Your instructions: Leave out the images; return the rest of the data exactly.

The records:

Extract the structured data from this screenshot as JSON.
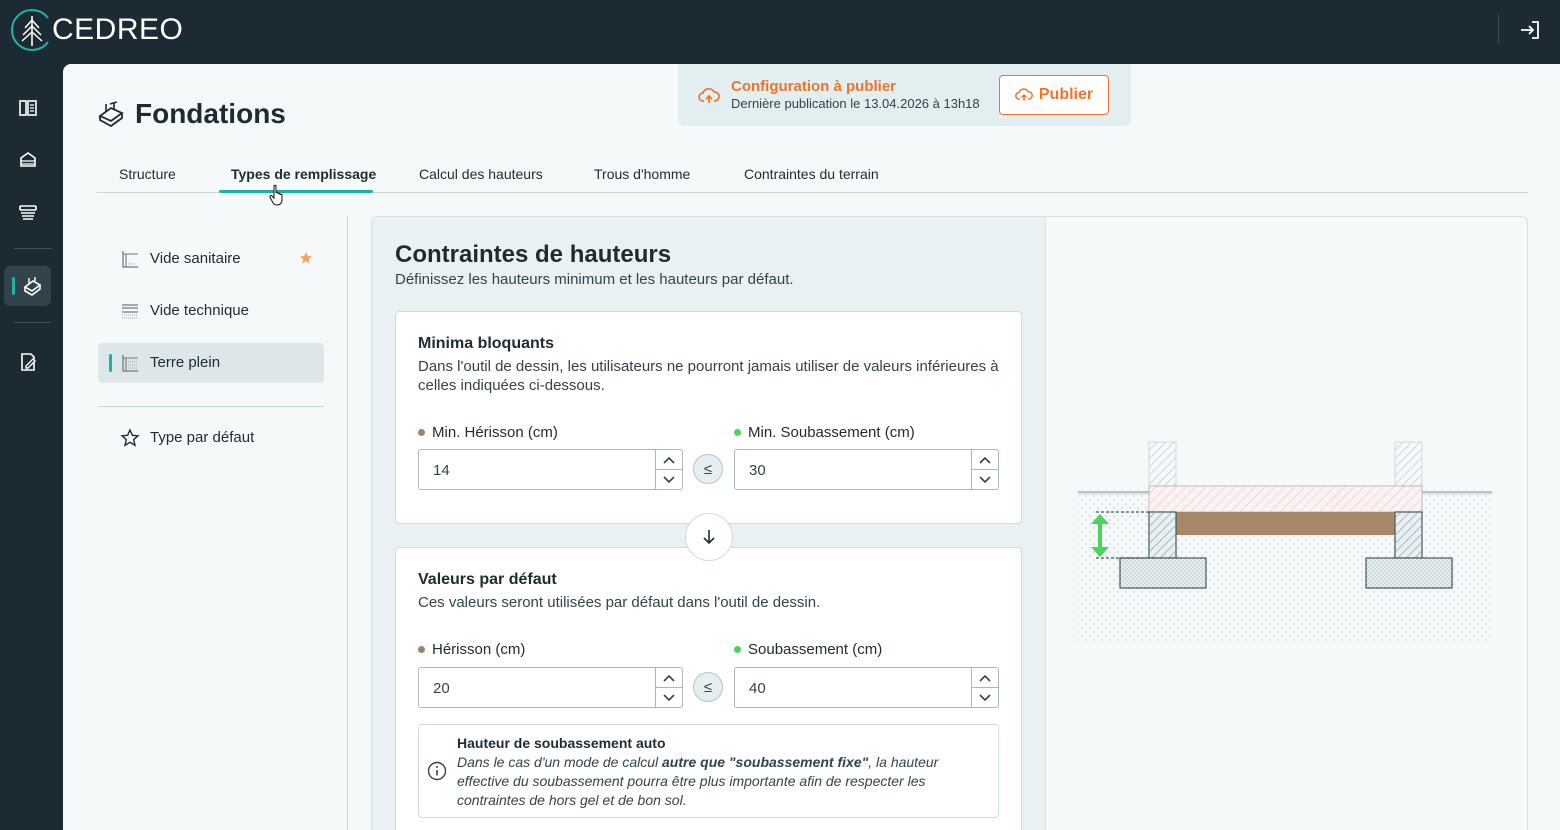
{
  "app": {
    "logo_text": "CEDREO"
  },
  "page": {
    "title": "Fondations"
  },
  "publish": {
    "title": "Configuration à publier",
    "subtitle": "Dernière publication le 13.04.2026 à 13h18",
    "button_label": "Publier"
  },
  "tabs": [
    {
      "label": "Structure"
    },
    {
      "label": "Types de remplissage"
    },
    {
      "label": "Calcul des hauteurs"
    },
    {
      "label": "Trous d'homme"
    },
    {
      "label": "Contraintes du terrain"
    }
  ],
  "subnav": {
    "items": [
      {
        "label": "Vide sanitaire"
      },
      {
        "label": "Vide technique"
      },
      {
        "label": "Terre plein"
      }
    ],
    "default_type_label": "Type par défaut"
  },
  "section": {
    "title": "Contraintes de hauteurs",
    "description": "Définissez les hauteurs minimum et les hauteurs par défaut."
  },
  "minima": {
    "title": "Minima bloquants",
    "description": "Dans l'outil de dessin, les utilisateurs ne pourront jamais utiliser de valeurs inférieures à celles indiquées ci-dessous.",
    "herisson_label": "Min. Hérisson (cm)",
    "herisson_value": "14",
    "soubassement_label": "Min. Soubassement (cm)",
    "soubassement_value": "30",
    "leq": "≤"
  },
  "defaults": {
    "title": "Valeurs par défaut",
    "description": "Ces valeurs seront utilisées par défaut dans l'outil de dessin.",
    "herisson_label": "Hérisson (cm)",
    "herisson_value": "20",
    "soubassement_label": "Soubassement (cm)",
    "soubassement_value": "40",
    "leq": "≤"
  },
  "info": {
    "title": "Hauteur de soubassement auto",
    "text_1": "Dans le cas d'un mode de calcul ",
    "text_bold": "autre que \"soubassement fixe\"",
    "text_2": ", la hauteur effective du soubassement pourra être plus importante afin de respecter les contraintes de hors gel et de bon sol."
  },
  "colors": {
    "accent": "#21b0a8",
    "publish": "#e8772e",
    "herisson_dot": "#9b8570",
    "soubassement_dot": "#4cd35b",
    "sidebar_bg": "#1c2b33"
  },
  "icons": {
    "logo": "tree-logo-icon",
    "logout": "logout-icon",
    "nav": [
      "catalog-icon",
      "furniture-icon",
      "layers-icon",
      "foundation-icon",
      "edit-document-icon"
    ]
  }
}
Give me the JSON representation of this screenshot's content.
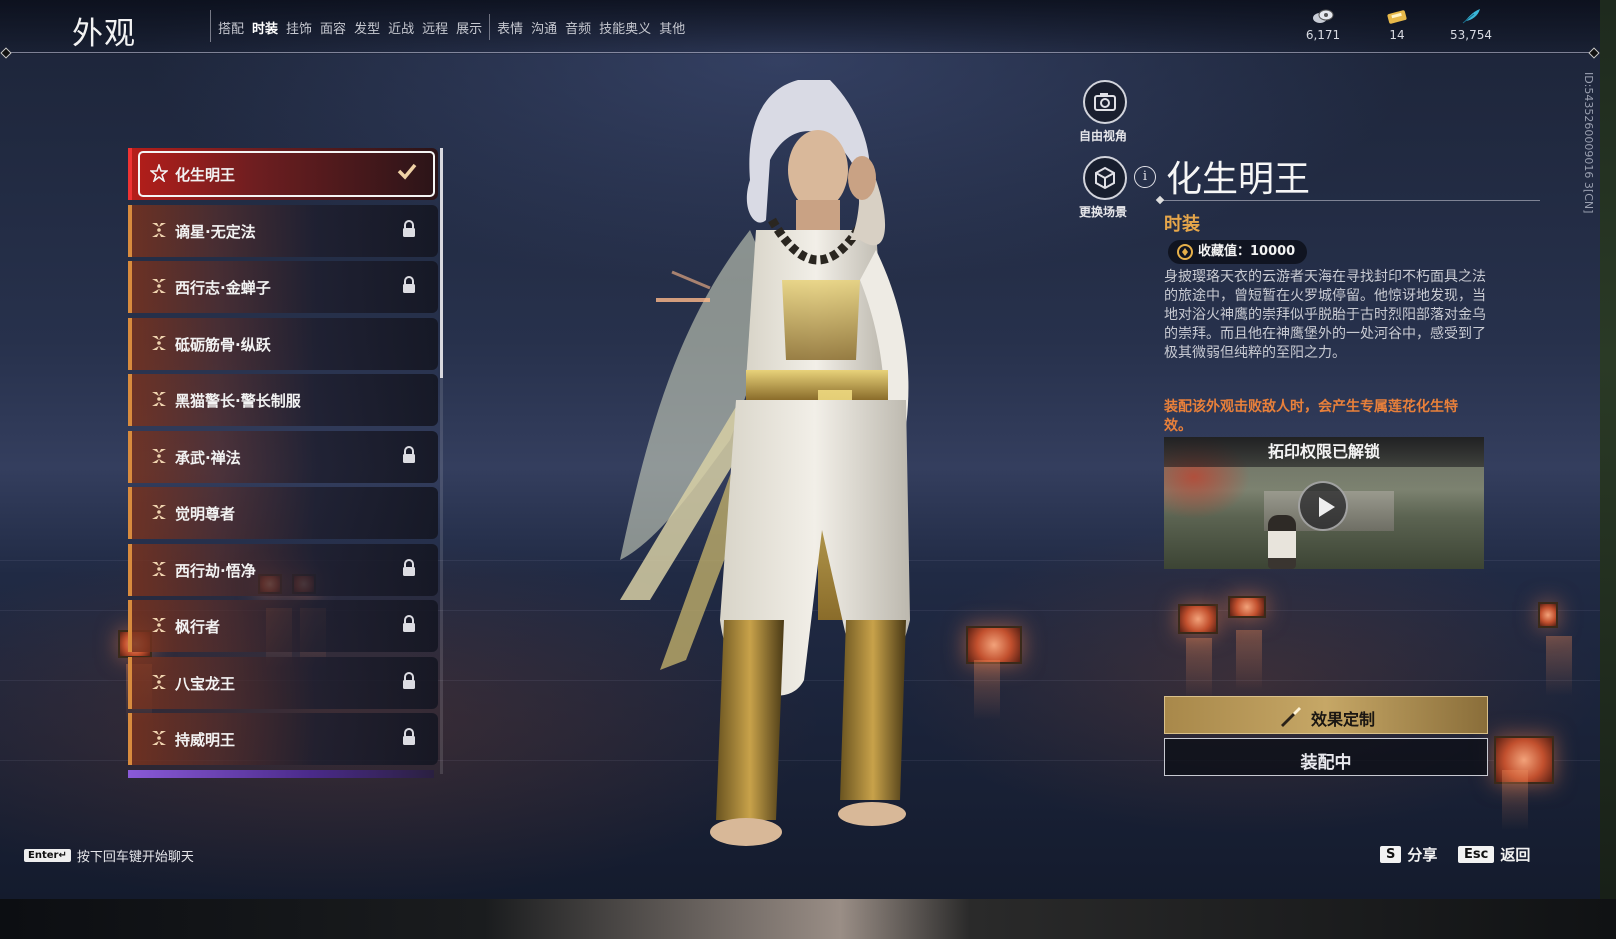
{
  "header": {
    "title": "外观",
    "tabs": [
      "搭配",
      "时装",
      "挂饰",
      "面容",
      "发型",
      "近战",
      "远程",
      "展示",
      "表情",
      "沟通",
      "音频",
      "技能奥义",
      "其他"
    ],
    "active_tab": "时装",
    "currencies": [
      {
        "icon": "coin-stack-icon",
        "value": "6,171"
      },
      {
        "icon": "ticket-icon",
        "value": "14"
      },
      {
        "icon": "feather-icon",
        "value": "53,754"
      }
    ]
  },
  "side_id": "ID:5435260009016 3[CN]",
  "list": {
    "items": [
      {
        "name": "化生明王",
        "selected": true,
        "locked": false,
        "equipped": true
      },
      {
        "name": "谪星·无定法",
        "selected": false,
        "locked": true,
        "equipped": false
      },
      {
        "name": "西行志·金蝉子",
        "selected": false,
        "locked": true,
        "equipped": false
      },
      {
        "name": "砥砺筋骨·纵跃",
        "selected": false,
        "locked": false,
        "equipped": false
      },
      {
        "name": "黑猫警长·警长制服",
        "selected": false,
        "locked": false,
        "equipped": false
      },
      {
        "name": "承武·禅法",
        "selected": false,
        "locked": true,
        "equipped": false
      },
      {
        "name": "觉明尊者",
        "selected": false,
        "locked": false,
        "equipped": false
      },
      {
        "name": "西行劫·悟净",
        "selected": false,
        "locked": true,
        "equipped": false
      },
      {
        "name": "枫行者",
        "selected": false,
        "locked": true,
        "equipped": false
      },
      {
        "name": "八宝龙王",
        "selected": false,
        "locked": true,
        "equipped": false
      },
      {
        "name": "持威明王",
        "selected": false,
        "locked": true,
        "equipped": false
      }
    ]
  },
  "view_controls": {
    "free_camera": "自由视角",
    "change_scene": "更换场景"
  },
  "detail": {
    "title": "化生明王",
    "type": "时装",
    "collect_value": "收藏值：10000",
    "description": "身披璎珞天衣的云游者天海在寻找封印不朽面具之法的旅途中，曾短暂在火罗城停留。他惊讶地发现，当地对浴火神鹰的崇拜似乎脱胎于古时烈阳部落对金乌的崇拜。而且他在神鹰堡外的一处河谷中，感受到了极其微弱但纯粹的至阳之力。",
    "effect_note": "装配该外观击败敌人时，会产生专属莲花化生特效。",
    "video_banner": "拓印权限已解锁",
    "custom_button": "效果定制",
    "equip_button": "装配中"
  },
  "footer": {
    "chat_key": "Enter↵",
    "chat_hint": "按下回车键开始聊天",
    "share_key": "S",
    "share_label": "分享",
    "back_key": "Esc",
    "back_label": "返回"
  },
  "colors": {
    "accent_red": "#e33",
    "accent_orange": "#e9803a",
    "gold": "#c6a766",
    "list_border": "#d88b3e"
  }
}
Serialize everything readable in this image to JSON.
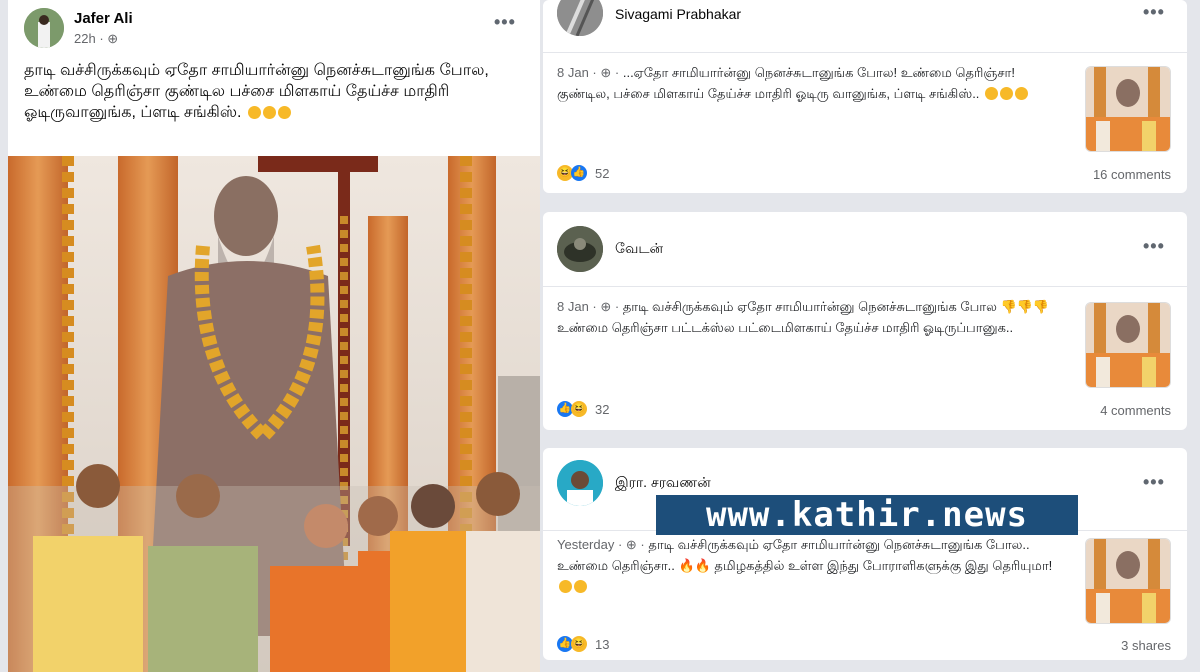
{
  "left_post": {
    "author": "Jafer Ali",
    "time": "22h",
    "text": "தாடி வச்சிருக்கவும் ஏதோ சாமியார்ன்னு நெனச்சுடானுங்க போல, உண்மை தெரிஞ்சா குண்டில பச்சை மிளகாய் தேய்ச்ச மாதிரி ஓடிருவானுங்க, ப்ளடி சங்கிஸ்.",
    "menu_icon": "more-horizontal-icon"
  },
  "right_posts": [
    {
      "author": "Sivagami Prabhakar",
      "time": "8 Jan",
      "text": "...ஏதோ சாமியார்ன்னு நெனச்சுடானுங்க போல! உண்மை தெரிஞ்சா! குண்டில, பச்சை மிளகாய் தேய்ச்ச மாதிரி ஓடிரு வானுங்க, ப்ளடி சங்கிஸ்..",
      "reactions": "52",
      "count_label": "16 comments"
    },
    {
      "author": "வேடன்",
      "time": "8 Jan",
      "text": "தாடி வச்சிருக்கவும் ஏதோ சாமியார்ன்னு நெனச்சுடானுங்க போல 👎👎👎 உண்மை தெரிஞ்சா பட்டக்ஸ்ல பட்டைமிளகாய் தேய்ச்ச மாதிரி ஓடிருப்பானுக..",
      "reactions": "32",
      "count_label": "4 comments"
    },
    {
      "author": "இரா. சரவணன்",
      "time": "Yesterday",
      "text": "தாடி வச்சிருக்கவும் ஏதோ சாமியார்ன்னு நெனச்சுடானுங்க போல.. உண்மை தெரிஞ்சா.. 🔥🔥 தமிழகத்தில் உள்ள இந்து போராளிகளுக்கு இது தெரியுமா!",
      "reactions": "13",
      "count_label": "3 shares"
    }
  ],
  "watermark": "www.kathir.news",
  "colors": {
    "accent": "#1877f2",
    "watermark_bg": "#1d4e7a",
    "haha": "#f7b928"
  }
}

Result of the task:
Extract the structured data from this screenshot as JSON.
{
  "app": {
    "logo_text": "CEDREO"
  },
  "page": {
    "title": "Fondations"
  },
  "publish": {
    "title": "Configuration à publier",
    "subtitle": "Dernière publication le 13.04.2026 à 13h18",
    "button_label": "Publier"
  },
  "tabs": [
    {
      "label": "Structure"
    },
    {
      "label": "Types de remplissage"
    },
    {
      "label": "Calcul des hauteurs"
    },
    {
      "label": "Trous d'homme"
    },
    {
      "label": "Contraintes du terrain"
    }
  ],
  "subnav": {
    "items": [
      {
        "label": "Vide sanitaire"
      },
      {
        "label": "Vide technique"
      },
      {
        "label": "Terre plein"
      }
    ],
    "default_type_label": "Type par défaut"
  },
  "section": {
    "title": "Contraintes de hauteurs",
    "description": "Définissez les hauteurs minimum et les hauteurs par défaut."
  },
  "minima": {
    "title": "Minima bloquants",
    "description": "Dans l'outil de dessin, les utilisateurs ne pourront jamais utiliser de valeurs inférieures à celles indiquées ci-dessous.",
    "herisson_label": "Min. Hérisson (cm)",
    "herisson_value": "14",
    "soubassement_label": "Min. Soubassement (cm)",
    "soubassement_value": "30",
    "leq": "≤"
  },
  "defaults": {
    "title": "Valeurs par défaut",
    "description": "Ces valeurs seront utilisées par défaut dans l'outil de dessin.",
    "herisson_label": "Hérisson (cm)",
    "herisson_value": "20",
    "soubassement_label": "Soubassement (cm)",
    "soubassement_value": "40",
    "leq": "≤"
  },
  "info": {
    "title": "Hauteur de soubassement auto",
    "text_1": "Dans le cas d'un mode de calcul ",
    "text_bold": "autre que \"soubassement fixe\"",
    "text_2": ", la hauteur effective du soubassement pourra être plus importante afin de respecter les contraintes de hors gel et de bon sol."
  },
  "colors": {
    "accent": "#21b0a8",
    "publish": "#e8772e",
    "herisson_dot": "#9b8570",
    "soubassement_dot": "#4cd35b",
    "sidebar_bg": "#1c2b33"
  },
  "icons": {
    "logo": "tree-logo-icon",
    "logout": "logout-icon",
    "nav": [
      "catalog-icon",
      "furniture-icon",
      "layers-icon",
      "foundation-icon",
      "edit-document-icon"
    ]
  }
}
Give me the JSON representation of this screenshot's content.
{
  "header": {
    "title": "外观",
    "tabs": [
      "搭配",
      "时装",
      "挂饰",
      "面容",
      "发型",
      "近战",
      "远程",
      "展示",
      "表情",
      "沟通",
      "音频",
      "技能奥义",
      "其他"
    ],
    "active_tab": "时装",
    "currencies": [
      {
        "icon": "coin-stack-icon",
        "value": "6,171"
      },
      {
        "icon": "ticket-icon",
        "value": "14"
      },
      {
        "icon": "feather-icon",
        "value": "53,754"
      }
    ]
  },
  "side_id": "ID:5435260009016 3[CN]",
  "list": {
    "items": [
      {
        "name": "化生明王",
        "selected": true,
        "locked": false,
        "equipped": true
      },
      {
        "name": "谪星·无定法",
        "selected": false,
        "locked": true,
        "equipped": false
      },
      {
        "name": "西行志·金蝉子",
        "selected": false,
        "locked": true,
        "equipped": false
      },
      {
        "name": "砥砺筋骨·纵跃",
        "selected": false,
        "locked": false,
        "equipped": false
      },
      {
        "name": "黑猫警长·警长制服",
        "selected": false,
        "locked": false,
        "equipped": false
      },
      {
        "name": "承武·禅法",
        "selected": false,
        "locked": true,
        "equipped": false
      },
      {
        "name": "觉明尊者",
        "selected": false,
        "locked": false,
        "equipped": false
      },
      {
        "name": "西行劫·悟净",
        "selected": false,
        "locked": true,
        "equipped": false
      },
      {
        "name": "枫行者",
        "selected": false,
        "locked": true,
        "equipped": false
      },
      {
        "name": "八宝龙王",
        "selected": false,
        "locked": true,
        "equipped": false
      },
      {
        "name": "持威明王",
        "selected": false,
        "locked": true,
        "equipped": false
      }
    ]
  },
  "view_controls": {
    "free_camera": "自由视角",
    "change_scene": "更换场景"
  },
  "detail": {
    "title": "化生明王",
    "type": "时装",
    "collect_value": "收藏值：10000",
    "description": "身披璎珞天衣的云游者天海在寻找封印不朽面具之法的旅途中，曾短暂在火罗城停留。他惊讶地发现，当地对浴火神鹰的崇拜似乎脱胎于古时烈阳部落对金乌的崇拜。而且他在神鹰堡外的一处河谷中，感受到了极其微弱但纯粹的至阳之力。",
    "effect_note": "装配该外观击败敌人时，会产生专属莲花化生特效。",
    "video_banner": "拓印权限已解锁",
    "custom_button": "效果定制",
    "equip_button": "装配中"
  },
  "footer": {
    "chat_key": "Enter↵",
    "chat_hint": "按下回车键开始聊天",
    "share_key": "S",
    "share_label": "分享",
    "back_key": "Esc",
    "back_label": "返回"
  },
  "colors": {
    "accent_red": "#e33",
    "accent_orange": "#e9803a",
    "gold": "#c6a766",
    "list_border": "#d88b3e"
  }
}
Serialize everything readable in this image to JSON.
{
  "left_post": {
    "author": "Jafer Ali",
    "time": "22h",
    "text": "தாடி வச்சிருக்கவும் ஏதோ சாமியார்ன்னு நெனச்சுடானுங்க போல, உண்மை தெரிஞ்சா குண்டில பச்சை மிளகாய் தேய்ச்ச மாதிரி ஓடிருவானுங்க, ப்ளடி சங்கிஸ்.",
    "menu_icon": "more-horizontal-icon"
  },
  "right_posts": [
    {
      "author": "Sivagami Prabhakar",
      "time": "8 Jan",
      "text": "...ஏதோ சாமியார்ன்னு நெனச்சுடானுங்க போல! உண்மை தெரிஞ்சா! குண்டில, பச்சை மிளகாய் தேய்ச்ச மாதிரி ஓடிரு வானுங்க, ப்ளடி சங்கிஸ்..",
      "reactions": "52",
      "count_label": "16 comments"
    },
    {
      "author": "வேடன்",
      "time": "8 Jan",
      "text": "தாடி வச்சிருக்கவும் ஏதோ சாமியார்ன்னு நெனச்சுடானுங்க போல 👎👎👎 உண்மை தெரிஞ்சா பட்டக்ஸ்ல பட்டைமிளகாய் தேய்ச்ச மாதிரி ஓடிருப்பானுக..",
      "reactions": "32",
      "count_label": "4 comments"
    },
    {
      "author": "இரா. சரவணன்",
      "time": "Yesterday",
      "text": "தாடி வச்சிருக்கவும் ஏதோ சாமியார்ன்னு நெனச்சுடானுங்க போல.. உண்மை தெரிஞ்சா.. 🔥🔥 தமிழகத்தில் உள்ள இந்து போராளிகளுக்கு இது தெரியுமா!",
      "reactions": "13",
      "count_label": "3 shares"
    }
  ],
  "watermark": "www.kathir.news",
  "colors": {
    "accent": "#1877f2",
    "watermark_bg": "#1d4e7a",
    "haha": "#f7b928"
  }
}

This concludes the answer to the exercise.